- _EXERCISE GOAL_: Please transcribe the article about the Wishing Day crafts word for word, from its date line through its final sentence.

- _TEXT EXCERPT_:
________________________________________

July 14, 2021
Holding a few of the Wishing Day crafts, made by students in Grades 6-8 at Gilbert Paterson Middle School, are teacher Shelly David, left, Chinook interim unit manager Lori Westerson, and volunteer resources co-ordinator Filomena Laporte-Packer.
Story & photo by Sherri Gallant
LETHBRIDGE — Students at Gilbert Paterson Middle School recently found a way to brighten things up for dozens of patients at Chinook Regional Hospital.
This past May 1 — also known as Wishing Day — saw one of their teachers, Shelly David, bring their handmade crafts, bearing positive messages, to the hospital.
“We wanted to share the art we created, paired with a wish in hopes that you might be inspired to make a wish of your own,” states a note attached to each craft — along with wishes such as ‘I hope this makes you smile today’ and ‘I hope you enjoy this project’.
“Two years ago the entire school division did a novel study of The Wishtree, by Katherine Applegate,” says David. “The story is told from the point of view of a tree, and it has messages about resilience, acceptance and about perseverance through hard times.

________________________________________

- _RECORDS_:

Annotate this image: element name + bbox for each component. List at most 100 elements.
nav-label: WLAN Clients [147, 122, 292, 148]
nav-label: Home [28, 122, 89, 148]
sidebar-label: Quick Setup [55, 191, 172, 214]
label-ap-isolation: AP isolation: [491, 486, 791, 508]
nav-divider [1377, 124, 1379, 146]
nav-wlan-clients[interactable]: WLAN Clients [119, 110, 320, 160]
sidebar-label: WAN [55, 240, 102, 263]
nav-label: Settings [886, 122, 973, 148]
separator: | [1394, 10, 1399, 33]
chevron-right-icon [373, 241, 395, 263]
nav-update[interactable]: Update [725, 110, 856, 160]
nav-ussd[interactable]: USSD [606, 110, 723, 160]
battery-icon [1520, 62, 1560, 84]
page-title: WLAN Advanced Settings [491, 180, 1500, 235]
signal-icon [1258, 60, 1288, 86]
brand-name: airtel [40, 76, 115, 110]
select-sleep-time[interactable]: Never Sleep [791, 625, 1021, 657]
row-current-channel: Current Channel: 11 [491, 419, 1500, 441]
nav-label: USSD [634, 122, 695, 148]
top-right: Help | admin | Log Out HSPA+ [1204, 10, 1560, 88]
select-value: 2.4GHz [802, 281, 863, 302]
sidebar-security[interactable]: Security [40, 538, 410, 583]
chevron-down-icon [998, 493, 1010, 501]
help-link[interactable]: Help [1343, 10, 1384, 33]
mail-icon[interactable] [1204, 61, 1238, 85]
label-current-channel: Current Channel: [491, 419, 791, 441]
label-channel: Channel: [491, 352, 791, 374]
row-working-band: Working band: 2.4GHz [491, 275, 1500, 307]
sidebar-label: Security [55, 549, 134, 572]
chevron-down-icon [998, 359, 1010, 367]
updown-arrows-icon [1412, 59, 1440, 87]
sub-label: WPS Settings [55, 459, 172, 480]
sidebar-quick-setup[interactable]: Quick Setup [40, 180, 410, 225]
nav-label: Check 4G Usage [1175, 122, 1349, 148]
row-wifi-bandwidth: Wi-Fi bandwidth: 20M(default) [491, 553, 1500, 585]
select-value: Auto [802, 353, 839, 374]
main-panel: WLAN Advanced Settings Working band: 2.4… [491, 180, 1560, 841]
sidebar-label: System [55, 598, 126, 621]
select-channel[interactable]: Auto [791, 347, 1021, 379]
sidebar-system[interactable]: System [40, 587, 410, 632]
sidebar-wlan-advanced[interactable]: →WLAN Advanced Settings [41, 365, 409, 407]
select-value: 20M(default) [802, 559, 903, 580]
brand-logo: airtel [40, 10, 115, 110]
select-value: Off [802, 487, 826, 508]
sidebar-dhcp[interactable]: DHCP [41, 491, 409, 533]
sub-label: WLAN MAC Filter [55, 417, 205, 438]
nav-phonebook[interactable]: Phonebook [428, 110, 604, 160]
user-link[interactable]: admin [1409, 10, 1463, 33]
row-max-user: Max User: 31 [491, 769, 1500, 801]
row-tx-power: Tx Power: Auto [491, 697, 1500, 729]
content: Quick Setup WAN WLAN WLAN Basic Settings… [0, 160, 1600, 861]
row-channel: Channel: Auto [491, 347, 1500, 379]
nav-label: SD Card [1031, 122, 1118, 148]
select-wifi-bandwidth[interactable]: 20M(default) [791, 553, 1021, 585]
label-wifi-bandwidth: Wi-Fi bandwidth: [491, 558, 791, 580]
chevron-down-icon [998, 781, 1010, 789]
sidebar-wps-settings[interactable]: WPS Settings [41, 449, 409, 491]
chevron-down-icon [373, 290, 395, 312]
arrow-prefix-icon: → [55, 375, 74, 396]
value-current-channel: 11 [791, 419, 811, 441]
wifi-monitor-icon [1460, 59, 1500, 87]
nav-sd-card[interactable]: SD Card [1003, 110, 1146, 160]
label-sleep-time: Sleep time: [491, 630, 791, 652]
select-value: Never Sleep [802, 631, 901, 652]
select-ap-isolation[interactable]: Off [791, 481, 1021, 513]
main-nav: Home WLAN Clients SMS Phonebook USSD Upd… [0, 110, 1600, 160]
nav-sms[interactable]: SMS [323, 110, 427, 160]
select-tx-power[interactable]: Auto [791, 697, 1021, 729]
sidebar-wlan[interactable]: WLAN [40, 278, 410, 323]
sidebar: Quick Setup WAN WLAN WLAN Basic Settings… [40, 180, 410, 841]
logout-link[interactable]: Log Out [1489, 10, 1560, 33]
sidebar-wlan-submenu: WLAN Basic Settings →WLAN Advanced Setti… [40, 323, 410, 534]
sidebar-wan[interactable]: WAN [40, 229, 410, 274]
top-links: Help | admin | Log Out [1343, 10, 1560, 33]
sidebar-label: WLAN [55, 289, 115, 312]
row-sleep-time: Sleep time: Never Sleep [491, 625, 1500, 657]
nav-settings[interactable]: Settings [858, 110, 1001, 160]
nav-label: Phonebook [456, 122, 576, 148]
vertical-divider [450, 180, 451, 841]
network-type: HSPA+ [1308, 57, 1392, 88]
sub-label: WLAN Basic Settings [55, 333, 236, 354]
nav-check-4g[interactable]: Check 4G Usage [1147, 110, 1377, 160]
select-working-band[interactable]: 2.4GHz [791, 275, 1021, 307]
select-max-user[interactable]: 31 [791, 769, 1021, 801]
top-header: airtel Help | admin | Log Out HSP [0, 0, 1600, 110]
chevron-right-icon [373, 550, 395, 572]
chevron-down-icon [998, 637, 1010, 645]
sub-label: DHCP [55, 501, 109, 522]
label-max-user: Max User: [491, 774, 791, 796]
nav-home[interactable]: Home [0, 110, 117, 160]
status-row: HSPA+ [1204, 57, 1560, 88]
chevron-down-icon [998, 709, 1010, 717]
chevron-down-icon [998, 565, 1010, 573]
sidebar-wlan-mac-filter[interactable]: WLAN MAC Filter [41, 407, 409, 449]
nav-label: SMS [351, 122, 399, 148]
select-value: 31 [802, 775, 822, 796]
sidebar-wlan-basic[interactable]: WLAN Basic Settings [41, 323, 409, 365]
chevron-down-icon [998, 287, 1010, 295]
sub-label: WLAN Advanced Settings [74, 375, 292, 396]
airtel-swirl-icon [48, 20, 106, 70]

________________________________________

- _ANSWER AREA_:
July 14, 2021
Holding a few of the Wishing Day crafts, made by students in Grades 6-8 at Gilbert Paterson Middle School, are teacher Shelly David, left, Chinook interim unit manager Lori Westerson, and volunteer resources co-ordinator Filomena Laporte-Packer.
Story & photo by Sherri Gallant
LETHBRIDGE — Students at Gilbert Paterson Middle School recently found a way to brighten things up for dozens of patients at Chinook Regional Hospital.
This past May 1 — also known as Wishing Day — saw one of their teachers, Shelly David, bring their handmade crafts, bearing positive messages, to the hospital.
“We wanted to share the art we created, paired with a wish in hopes that you might be inspired to make a wish of your own,” states a note attached to each craft — along with wishes such as ‘I hope this makes you smile today’ and ‘I hope you enjoy this project’.
“Two years ago the entire school division did a novel study of The Wishtree, by Katherine Applegate,” says David. “The story is told from the point of view of a tree, and it has messages about resilience, acceptance and about perseverance through hard times.